- YOUR OBJECTIVE -
Gather all lines with "JSON" from the records.

Records from a data source
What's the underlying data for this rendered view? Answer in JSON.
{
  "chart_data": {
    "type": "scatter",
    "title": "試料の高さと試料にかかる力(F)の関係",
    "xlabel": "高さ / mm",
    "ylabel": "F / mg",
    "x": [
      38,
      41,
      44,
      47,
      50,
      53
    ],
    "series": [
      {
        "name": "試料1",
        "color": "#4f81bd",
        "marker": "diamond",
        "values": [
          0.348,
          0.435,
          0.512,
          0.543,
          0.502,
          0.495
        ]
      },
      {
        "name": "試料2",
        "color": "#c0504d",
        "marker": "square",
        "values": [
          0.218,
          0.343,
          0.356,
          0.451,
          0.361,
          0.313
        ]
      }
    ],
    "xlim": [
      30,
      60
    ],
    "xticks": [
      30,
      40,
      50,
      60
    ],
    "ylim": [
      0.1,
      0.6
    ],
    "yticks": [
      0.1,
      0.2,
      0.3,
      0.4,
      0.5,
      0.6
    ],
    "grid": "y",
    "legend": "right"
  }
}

--

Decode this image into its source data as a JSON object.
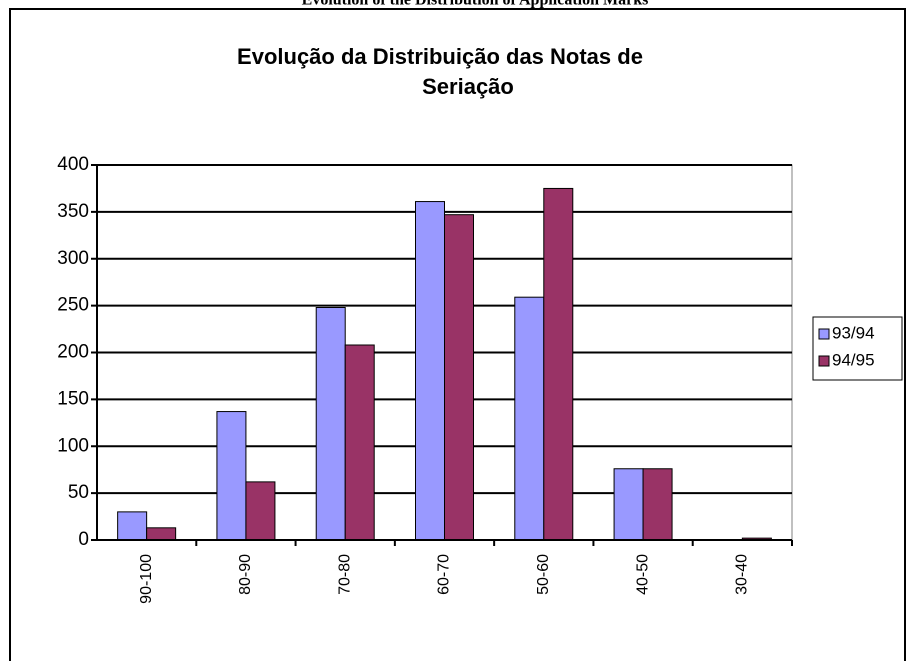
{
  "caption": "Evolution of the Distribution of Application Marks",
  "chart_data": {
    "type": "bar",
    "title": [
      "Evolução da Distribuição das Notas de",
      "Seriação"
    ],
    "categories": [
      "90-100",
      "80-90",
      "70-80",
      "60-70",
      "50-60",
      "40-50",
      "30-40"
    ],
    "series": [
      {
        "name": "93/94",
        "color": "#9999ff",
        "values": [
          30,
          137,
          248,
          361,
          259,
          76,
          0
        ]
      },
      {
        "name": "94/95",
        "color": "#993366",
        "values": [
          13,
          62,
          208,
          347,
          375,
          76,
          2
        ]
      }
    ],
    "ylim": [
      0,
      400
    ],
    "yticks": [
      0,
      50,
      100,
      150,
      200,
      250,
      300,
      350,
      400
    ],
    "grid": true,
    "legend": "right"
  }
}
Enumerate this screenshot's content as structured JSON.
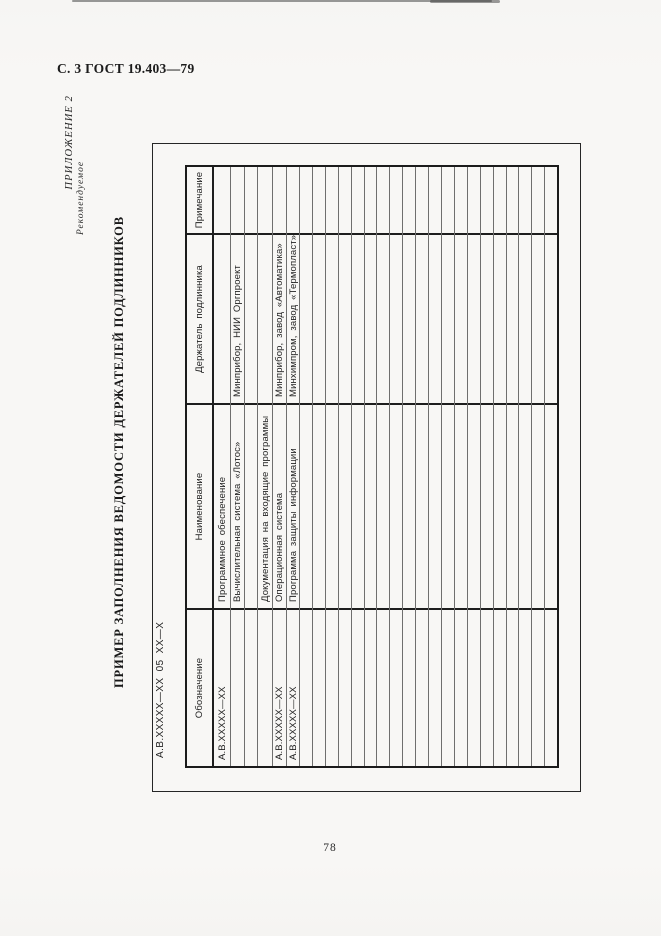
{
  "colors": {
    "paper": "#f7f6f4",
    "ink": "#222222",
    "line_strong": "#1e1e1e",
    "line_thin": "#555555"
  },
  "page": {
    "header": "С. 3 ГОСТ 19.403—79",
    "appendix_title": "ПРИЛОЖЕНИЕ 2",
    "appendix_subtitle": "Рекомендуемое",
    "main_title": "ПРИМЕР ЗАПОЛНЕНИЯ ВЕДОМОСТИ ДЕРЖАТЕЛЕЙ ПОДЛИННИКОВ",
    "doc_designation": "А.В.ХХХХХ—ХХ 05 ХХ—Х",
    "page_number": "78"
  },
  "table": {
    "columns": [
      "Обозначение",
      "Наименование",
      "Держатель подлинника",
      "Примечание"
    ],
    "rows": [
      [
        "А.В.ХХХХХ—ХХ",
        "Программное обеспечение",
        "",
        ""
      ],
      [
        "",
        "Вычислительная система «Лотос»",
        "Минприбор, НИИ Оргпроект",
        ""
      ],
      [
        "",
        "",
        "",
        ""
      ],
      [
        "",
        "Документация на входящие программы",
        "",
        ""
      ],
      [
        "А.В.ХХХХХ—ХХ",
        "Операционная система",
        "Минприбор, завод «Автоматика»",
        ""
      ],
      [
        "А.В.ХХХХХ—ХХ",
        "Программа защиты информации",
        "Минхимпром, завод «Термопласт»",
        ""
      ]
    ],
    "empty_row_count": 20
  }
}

--

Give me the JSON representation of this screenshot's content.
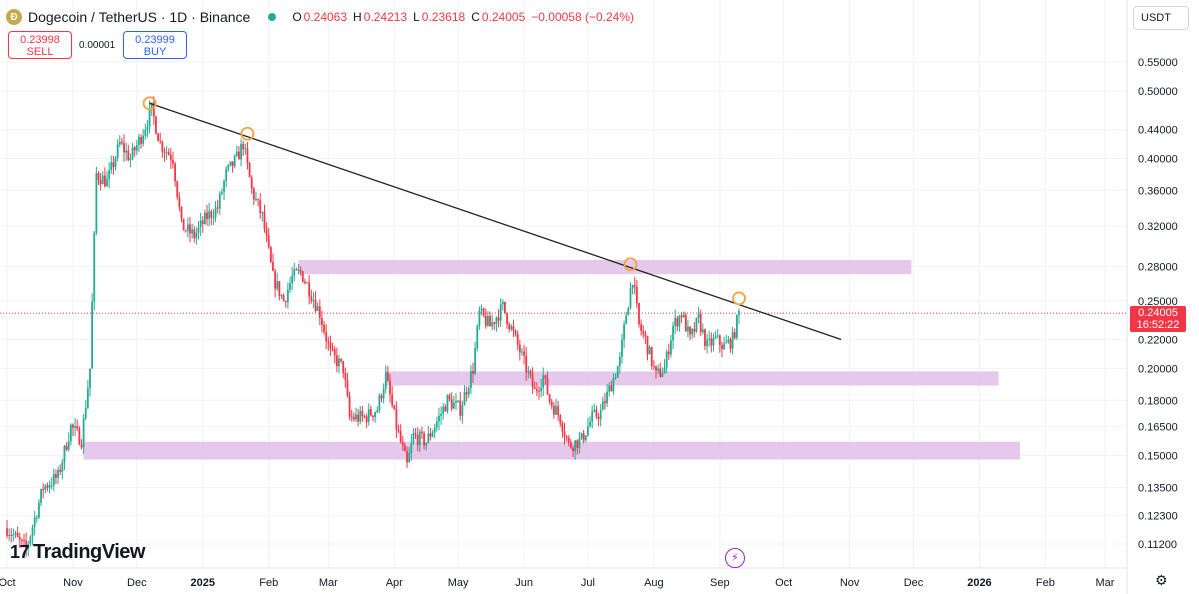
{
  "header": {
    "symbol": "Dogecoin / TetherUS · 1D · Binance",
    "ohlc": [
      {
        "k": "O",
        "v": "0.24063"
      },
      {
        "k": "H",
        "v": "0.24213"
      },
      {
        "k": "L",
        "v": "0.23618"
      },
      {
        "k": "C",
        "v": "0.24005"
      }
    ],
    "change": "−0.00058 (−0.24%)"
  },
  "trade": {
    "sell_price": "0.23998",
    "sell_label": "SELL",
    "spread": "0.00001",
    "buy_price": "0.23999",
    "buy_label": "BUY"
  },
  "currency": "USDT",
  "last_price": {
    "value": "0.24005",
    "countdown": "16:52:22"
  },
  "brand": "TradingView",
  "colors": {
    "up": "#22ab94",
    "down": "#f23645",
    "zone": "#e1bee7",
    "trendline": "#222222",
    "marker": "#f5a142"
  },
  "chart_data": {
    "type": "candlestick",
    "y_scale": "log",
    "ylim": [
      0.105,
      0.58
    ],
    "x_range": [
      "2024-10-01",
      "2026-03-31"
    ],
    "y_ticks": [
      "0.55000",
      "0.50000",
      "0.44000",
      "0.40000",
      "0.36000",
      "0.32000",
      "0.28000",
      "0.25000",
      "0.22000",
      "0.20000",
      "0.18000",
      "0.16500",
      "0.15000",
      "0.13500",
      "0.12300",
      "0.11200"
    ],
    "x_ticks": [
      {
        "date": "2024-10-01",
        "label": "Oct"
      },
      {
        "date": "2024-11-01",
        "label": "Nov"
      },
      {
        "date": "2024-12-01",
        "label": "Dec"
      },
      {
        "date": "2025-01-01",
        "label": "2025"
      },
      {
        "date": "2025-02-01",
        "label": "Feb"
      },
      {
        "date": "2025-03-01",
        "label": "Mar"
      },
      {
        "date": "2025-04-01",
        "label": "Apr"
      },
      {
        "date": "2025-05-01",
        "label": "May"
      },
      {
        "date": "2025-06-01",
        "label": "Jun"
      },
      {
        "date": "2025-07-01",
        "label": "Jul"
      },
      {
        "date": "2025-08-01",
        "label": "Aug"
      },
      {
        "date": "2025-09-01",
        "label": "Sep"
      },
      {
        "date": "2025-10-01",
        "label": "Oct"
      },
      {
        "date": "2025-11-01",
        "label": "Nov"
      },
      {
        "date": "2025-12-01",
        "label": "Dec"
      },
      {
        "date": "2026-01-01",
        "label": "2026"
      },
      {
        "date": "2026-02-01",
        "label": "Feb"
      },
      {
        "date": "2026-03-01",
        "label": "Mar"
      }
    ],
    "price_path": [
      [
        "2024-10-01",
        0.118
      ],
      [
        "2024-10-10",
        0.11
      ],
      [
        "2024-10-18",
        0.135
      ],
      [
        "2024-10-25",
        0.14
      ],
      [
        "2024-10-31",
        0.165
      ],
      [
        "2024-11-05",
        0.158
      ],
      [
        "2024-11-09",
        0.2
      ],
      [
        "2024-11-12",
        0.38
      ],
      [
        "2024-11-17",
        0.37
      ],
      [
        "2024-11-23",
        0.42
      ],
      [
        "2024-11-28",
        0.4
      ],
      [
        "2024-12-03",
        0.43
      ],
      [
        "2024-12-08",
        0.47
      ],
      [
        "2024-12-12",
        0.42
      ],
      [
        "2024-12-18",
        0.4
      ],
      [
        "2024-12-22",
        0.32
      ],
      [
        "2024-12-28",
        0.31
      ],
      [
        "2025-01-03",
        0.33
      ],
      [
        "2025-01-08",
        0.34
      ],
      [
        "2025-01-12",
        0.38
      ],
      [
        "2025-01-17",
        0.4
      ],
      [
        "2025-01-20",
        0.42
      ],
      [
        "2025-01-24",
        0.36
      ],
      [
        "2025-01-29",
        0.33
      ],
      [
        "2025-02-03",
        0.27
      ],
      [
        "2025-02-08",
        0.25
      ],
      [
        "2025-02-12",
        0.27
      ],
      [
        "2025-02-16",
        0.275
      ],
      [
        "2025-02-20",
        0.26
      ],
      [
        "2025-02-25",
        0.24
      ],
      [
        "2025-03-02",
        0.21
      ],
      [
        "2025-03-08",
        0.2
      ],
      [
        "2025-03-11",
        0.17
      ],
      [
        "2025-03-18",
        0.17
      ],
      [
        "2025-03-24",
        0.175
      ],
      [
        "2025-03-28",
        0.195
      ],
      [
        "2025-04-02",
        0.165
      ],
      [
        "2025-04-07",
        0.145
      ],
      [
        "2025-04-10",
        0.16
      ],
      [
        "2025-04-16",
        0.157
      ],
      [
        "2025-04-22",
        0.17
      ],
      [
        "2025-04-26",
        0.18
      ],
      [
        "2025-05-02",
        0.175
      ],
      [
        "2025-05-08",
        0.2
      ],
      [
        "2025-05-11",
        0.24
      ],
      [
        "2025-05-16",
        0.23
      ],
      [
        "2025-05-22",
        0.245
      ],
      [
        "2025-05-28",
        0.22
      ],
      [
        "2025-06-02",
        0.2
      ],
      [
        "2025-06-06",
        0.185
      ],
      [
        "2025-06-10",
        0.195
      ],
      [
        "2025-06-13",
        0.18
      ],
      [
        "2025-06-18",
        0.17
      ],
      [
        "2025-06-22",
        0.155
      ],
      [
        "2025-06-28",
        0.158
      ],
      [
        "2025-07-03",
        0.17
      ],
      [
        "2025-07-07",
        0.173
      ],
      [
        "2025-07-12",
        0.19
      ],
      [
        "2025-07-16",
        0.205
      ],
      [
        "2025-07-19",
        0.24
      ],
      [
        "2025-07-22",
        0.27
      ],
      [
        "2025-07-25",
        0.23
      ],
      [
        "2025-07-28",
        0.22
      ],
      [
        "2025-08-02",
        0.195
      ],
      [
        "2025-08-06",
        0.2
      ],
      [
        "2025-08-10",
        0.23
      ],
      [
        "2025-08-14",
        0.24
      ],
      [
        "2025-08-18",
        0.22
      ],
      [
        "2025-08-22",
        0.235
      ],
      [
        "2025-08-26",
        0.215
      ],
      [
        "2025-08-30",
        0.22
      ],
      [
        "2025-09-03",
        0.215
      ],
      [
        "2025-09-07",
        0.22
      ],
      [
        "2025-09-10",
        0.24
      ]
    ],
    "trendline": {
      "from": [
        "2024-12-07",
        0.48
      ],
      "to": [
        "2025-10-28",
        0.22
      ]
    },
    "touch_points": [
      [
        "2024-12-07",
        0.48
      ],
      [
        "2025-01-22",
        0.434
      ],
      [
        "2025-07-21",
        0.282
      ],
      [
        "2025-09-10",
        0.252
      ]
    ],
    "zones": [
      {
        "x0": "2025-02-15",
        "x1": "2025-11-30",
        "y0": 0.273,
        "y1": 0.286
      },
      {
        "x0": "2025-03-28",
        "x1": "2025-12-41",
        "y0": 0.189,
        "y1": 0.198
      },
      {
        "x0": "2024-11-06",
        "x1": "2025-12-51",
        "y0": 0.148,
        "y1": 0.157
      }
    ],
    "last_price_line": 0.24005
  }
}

- TASK RESULT -
What's the underlying data for this rendered view? Answer in JSON.
Decode this image into its source data as a JSON object.
Enumerate this screenshot's content as structured JSON.
Give me the JSON representation of this screenshot's content.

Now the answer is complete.